### EXERCISE BRIEF
Gather all lines containing the string "PowerShell" and copy them out.

--

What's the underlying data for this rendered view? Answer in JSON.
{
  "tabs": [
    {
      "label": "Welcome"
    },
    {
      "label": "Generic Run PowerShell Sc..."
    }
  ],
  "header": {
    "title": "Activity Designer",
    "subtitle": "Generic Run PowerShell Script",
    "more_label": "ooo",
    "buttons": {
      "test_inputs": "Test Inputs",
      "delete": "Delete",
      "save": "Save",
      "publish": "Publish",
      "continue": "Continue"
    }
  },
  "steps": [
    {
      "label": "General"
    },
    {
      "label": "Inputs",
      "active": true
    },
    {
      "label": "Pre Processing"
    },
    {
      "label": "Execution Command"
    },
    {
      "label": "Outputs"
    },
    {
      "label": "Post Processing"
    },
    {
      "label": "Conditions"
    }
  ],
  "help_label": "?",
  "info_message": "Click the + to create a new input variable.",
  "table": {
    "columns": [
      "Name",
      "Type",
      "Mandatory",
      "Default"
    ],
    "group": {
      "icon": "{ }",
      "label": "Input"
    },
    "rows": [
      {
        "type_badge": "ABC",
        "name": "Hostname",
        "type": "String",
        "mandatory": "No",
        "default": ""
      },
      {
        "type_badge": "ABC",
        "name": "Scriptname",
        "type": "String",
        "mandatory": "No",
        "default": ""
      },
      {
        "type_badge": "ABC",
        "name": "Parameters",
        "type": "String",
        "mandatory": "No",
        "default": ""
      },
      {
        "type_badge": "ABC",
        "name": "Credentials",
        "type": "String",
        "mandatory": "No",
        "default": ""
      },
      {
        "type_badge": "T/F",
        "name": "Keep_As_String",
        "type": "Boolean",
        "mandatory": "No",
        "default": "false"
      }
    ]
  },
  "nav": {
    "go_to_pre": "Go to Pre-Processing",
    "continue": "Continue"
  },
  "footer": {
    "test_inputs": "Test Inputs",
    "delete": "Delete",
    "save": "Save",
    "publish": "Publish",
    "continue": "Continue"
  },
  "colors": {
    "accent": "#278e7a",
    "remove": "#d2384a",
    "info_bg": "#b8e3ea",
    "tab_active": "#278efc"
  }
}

--

### SOLUTION
      "label": "Generic Run PowerShell Sc..."
    "subtitle": "Generic Run PowerShell Script",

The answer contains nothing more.